(Rows from a figure dataset)
⟨

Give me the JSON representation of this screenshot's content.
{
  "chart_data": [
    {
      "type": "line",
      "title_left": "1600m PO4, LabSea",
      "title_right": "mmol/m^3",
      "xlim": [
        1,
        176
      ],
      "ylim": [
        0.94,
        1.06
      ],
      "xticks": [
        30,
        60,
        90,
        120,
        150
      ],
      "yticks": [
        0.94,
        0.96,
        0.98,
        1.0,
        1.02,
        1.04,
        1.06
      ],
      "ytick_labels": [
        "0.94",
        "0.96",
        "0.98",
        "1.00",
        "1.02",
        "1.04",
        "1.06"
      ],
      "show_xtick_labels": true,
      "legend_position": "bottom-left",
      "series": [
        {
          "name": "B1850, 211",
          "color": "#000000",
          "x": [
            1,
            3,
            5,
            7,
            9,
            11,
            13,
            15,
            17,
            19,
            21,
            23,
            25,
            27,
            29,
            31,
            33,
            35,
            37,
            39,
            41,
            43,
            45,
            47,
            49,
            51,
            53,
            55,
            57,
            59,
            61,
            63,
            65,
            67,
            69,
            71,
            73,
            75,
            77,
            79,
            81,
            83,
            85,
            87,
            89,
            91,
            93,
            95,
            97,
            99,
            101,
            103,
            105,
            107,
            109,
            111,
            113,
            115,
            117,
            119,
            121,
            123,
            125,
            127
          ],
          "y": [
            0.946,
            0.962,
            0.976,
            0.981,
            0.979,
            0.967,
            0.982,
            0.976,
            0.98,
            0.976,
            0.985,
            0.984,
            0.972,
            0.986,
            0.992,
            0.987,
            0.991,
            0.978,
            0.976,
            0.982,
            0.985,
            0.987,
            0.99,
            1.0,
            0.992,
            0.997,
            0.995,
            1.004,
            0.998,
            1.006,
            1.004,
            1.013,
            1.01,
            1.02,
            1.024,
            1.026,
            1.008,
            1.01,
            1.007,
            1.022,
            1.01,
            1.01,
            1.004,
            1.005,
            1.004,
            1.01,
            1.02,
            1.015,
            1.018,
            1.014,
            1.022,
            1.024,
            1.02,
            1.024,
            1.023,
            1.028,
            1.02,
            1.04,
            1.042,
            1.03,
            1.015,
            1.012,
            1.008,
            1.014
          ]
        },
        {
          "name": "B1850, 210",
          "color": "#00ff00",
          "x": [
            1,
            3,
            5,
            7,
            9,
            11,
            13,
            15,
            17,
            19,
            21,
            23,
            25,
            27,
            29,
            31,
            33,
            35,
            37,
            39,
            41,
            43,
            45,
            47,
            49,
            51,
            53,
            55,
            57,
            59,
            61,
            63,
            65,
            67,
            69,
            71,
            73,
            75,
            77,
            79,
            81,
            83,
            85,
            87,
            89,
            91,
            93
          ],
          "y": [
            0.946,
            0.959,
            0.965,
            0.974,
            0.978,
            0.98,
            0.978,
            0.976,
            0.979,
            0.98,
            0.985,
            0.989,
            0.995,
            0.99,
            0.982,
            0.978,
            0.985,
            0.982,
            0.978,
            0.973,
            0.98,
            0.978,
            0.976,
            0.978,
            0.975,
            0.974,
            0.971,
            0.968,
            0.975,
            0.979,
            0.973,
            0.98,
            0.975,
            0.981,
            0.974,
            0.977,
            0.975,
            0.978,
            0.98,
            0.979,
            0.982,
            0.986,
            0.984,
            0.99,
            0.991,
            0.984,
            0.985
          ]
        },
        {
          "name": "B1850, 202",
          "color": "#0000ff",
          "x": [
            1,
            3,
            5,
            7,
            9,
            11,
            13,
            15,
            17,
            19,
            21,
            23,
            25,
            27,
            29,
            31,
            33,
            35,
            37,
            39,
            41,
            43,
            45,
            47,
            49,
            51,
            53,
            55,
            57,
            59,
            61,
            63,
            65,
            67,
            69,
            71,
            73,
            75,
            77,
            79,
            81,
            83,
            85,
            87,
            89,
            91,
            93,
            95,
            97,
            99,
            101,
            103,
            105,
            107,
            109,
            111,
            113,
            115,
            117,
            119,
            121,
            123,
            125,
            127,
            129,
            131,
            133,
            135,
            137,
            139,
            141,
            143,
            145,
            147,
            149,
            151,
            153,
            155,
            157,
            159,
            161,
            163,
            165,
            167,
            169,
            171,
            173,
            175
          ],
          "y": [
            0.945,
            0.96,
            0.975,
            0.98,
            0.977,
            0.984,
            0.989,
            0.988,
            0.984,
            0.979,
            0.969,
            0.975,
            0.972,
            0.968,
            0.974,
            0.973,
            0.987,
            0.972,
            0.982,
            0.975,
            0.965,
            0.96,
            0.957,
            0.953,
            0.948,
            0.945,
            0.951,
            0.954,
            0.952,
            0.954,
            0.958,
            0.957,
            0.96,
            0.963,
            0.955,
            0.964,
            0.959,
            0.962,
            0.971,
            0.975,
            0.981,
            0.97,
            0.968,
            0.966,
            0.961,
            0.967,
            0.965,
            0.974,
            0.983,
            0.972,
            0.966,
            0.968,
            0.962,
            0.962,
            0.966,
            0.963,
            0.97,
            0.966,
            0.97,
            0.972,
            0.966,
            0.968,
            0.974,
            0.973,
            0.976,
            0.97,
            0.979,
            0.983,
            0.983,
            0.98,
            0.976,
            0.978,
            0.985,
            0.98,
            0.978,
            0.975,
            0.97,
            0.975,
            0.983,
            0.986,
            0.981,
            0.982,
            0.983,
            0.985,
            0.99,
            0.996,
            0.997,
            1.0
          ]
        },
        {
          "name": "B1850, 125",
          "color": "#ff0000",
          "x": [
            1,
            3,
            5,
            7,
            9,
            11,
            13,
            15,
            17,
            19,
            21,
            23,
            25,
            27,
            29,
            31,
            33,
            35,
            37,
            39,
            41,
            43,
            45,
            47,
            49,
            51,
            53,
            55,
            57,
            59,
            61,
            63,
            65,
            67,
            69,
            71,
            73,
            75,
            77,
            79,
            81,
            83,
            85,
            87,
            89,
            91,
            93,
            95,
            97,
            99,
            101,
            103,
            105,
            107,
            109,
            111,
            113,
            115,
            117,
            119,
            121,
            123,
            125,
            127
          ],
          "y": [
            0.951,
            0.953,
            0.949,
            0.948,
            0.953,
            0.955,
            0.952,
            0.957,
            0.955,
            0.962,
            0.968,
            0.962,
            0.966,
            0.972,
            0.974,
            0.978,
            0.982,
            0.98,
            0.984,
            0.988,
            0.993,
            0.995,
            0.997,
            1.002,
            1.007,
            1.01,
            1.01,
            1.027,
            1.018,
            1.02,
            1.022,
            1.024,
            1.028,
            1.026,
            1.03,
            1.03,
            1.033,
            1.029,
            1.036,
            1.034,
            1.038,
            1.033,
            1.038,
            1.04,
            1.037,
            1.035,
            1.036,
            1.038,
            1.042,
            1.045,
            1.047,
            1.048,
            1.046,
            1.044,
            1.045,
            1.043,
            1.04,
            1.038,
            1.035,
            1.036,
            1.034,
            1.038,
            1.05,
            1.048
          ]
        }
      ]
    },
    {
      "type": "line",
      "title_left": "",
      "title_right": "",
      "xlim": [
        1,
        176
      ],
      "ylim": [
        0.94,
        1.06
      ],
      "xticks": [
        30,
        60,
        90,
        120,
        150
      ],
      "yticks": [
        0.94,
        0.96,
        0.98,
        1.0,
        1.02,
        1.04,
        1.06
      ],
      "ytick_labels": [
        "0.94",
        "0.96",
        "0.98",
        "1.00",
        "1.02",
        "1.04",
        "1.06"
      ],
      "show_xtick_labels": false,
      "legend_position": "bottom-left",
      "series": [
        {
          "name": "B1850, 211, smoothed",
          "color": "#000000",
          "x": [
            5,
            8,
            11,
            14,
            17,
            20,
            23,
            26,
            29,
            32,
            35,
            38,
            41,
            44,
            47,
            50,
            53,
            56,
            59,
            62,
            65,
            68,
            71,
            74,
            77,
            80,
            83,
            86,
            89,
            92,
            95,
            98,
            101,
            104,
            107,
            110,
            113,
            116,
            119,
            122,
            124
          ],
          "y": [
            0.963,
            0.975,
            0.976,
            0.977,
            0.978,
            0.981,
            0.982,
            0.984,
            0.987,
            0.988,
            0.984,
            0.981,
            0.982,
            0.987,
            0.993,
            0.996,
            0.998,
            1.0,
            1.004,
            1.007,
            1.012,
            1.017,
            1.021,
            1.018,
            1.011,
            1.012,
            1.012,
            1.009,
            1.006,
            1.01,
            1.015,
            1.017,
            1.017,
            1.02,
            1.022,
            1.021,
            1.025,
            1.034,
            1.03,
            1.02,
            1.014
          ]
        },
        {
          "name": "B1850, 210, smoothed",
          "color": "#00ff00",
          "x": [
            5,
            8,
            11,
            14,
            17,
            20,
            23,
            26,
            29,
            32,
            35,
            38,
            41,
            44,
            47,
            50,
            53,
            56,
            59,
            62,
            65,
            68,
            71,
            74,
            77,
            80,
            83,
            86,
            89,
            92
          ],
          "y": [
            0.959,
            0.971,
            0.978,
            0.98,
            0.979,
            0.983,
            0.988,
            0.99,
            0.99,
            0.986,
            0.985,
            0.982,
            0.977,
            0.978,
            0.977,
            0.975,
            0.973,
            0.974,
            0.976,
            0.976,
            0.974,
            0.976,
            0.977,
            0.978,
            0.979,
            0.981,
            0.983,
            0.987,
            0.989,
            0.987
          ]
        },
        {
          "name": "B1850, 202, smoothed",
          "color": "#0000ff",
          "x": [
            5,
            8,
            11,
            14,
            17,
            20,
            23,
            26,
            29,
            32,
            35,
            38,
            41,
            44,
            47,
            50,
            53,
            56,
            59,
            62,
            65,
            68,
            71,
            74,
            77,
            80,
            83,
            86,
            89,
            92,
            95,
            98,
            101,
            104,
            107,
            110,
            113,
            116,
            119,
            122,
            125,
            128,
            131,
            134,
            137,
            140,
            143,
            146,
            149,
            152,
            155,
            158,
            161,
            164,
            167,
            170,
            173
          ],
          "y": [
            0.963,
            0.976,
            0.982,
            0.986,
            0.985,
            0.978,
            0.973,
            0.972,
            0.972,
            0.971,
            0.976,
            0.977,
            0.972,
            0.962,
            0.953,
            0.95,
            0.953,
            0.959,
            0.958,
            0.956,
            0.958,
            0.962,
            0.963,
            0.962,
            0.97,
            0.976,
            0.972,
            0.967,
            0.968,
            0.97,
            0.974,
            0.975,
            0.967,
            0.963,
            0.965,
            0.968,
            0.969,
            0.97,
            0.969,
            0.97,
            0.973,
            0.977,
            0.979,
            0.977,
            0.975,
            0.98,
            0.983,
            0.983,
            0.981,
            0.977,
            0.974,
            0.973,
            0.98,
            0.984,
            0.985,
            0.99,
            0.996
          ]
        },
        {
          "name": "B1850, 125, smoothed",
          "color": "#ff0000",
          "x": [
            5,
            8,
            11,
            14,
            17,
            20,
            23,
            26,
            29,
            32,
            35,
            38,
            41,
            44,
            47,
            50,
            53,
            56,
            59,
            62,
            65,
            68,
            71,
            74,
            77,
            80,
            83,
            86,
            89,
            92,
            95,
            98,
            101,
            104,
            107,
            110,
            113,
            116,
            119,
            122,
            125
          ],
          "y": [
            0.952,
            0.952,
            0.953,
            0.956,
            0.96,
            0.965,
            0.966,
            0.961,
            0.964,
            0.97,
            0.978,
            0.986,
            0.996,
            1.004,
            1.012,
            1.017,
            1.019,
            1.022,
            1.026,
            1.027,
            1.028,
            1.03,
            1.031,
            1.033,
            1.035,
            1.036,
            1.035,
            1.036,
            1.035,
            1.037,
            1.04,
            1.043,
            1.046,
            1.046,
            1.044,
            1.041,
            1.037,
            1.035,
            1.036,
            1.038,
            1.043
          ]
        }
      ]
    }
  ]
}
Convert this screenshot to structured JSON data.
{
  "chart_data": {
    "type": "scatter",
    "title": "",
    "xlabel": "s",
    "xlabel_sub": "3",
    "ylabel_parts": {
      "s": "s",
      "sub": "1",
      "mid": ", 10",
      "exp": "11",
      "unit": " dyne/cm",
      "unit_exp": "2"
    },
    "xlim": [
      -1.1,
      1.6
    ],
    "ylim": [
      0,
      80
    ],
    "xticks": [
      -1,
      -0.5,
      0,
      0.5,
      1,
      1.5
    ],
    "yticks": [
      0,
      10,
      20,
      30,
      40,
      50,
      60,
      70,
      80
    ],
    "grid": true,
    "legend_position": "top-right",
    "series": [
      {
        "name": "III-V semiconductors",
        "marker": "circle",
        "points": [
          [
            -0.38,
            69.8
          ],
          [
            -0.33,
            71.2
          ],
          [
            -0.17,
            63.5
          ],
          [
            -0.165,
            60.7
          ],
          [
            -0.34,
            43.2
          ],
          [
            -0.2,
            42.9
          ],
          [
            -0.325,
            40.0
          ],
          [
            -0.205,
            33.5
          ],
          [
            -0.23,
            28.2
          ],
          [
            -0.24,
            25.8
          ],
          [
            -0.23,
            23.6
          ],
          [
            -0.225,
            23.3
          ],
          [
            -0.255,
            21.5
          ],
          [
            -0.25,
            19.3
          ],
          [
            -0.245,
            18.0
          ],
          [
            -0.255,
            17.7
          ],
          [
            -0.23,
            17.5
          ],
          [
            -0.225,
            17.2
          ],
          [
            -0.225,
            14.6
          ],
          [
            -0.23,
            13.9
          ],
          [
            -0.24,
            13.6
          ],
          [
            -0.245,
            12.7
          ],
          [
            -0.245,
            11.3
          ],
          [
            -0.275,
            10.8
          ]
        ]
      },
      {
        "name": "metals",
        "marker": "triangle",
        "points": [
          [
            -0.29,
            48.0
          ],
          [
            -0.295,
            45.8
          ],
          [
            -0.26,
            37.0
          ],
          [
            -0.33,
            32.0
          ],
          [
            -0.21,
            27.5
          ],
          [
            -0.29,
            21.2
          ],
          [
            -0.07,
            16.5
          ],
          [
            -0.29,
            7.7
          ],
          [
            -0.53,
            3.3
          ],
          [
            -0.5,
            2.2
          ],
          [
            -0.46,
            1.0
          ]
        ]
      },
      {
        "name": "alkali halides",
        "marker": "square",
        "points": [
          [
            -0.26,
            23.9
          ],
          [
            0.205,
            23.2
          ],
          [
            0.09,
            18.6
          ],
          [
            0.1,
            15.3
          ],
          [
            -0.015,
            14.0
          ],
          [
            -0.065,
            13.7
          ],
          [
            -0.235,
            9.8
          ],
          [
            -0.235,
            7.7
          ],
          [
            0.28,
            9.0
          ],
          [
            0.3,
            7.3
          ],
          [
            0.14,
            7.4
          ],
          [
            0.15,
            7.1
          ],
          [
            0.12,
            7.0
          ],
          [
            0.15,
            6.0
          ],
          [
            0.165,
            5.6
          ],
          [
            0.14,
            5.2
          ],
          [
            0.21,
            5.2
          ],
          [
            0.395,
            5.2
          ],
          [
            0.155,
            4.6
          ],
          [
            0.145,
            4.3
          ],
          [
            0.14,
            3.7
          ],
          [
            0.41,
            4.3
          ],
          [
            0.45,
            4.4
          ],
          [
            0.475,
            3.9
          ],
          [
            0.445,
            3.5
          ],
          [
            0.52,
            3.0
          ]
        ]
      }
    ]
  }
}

⟩

Return the number of lines that include the word "smoothed", and nothing else.

> _SOLUTION TO THIS EXERCISE_: 4